[Entries with figure data]

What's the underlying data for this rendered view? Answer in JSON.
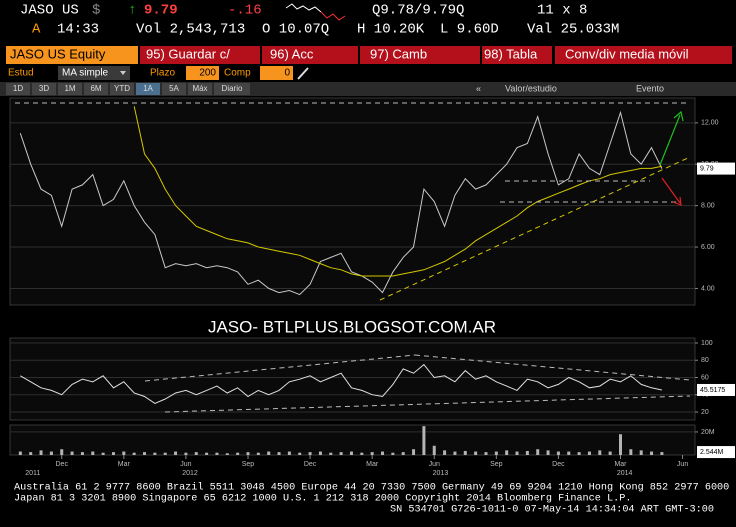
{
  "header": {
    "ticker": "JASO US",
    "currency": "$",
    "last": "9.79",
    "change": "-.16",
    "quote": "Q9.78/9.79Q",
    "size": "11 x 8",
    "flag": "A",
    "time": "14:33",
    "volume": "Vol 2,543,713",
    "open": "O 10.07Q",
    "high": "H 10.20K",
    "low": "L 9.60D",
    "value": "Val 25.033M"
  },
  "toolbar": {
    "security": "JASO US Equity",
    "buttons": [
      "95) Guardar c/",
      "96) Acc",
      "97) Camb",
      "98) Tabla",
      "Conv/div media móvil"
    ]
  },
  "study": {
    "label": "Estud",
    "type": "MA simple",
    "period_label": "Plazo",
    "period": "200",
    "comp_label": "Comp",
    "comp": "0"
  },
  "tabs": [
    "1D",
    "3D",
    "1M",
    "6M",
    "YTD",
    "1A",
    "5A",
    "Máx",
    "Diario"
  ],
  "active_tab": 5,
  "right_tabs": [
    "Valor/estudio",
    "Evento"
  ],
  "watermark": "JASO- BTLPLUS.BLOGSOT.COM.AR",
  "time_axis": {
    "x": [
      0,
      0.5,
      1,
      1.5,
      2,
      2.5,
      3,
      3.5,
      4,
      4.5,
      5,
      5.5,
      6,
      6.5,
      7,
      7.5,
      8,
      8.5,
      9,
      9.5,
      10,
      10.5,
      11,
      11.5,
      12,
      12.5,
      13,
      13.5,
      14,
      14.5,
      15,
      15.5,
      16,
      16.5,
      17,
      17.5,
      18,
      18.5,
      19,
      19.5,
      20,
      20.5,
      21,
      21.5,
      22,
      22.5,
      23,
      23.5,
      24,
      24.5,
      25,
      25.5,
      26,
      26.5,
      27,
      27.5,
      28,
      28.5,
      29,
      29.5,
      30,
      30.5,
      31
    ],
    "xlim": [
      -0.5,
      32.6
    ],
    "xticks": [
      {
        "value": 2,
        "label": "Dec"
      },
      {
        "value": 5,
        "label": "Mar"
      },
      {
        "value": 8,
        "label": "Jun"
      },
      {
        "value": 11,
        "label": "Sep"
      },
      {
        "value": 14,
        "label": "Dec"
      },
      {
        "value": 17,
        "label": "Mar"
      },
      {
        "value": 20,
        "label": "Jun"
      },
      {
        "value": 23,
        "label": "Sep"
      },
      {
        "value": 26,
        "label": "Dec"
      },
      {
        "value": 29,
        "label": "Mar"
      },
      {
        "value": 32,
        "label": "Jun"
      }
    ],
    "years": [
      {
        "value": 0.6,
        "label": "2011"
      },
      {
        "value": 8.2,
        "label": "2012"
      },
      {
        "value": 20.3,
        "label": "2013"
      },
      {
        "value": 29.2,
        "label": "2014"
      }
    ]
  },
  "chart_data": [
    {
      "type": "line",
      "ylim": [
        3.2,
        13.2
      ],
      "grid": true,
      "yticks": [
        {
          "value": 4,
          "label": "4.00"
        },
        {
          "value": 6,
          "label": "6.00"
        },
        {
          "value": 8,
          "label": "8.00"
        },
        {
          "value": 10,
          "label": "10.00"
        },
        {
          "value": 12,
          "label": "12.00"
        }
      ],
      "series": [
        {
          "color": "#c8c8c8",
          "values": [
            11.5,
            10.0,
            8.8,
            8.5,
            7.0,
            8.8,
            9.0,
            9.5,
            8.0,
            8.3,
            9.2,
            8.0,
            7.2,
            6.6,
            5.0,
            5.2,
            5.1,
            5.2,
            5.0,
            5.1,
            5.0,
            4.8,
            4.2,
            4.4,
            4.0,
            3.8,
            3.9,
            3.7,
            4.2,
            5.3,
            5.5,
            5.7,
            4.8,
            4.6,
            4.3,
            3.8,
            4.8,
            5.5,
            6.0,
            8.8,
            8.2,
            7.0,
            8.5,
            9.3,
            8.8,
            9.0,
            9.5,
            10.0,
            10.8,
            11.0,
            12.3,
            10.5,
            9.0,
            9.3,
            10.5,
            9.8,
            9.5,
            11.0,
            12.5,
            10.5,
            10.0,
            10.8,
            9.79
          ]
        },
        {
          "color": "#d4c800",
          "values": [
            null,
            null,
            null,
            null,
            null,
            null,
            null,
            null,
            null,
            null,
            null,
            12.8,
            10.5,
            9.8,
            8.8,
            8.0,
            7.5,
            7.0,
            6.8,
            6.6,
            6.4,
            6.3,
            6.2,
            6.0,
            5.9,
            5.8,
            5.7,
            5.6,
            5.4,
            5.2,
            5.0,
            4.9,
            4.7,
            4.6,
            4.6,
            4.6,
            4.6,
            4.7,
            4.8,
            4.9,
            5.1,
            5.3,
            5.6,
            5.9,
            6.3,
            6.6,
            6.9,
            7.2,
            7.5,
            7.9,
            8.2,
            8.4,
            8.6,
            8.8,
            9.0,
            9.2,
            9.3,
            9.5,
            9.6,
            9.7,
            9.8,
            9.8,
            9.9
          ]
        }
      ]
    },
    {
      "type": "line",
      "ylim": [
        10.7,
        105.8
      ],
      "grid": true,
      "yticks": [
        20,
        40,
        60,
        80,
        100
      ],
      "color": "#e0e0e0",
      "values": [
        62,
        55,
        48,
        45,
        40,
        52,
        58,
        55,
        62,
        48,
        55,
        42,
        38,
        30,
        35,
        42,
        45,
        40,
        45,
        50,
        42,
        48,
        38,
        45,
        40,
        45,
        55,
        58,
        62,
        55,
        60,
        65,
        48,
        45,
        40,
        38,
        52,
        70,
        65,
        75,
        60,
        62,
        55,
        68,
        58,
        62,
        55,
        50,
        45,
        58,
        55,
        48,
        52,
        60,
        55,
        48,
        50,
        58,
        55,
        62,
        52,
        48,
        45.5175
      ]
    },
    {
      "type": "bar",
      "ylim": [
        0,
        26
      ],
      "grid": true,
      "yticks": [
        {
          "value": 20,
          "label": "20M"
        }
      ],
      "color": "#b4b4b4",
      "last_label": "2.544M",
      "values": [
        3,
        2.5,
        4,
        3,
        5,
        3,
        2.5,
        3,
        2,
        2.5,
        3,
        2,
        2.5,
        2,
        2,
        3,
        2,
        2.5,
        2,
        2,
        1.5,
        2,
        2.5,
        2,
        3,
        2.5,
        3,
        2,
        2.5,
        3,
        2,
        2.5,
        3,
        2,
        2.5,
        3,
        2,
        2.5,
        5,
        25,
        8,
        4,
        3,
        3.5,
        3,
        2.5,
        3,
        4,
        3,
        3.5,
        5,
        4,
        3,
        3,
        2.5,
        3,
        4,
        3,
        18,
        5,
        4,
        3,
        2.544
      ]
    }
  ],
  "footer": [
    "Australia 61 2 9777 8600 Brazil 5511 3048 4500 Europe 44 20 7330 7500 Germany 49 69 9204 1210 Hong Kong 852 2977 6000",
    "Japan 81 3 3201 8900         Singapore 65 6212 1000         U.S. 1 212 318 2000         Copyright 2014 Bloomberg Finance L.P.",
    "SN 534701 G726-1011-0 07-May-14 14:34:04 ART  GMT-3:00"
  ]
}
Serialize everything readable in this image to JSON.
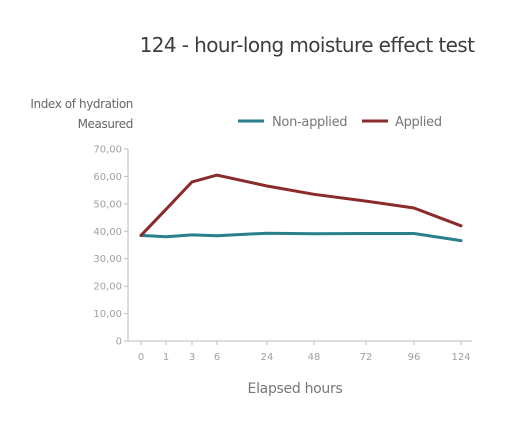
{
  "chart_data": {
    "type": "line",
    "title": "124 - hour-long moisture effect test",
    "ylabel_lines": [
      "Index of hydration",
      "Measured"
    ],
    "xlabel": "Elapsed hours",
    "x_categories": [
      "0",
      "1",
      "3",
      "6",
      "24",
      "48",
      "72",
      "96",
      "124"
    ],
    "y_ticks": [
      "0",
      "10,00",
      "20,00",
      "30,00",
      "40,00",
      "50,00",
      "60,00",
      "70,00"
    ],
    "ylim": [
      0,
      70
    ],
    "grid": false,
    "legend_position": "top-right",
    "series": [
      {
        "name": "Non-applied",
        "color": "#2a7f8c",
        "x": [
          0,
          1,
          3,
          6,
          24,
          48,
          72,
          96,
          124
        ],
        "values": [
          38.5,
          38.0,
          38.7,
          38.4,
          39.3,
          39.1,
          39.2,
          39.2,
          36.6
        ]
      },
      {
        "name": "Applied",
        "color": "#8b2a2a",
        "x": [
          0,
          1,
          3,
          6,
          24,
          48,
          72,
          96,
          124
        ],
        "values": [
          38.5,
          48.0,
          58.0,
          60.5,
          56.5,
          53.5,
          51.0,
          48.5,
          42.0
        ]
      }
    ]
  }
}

## [Goal]
Within the data above, pick out all lines holding the word "type".

## [Solution for this task]
    "type": "MA simple",
      "type": "line",
      "type": "line",
      "type": "bar",
    "type": "line",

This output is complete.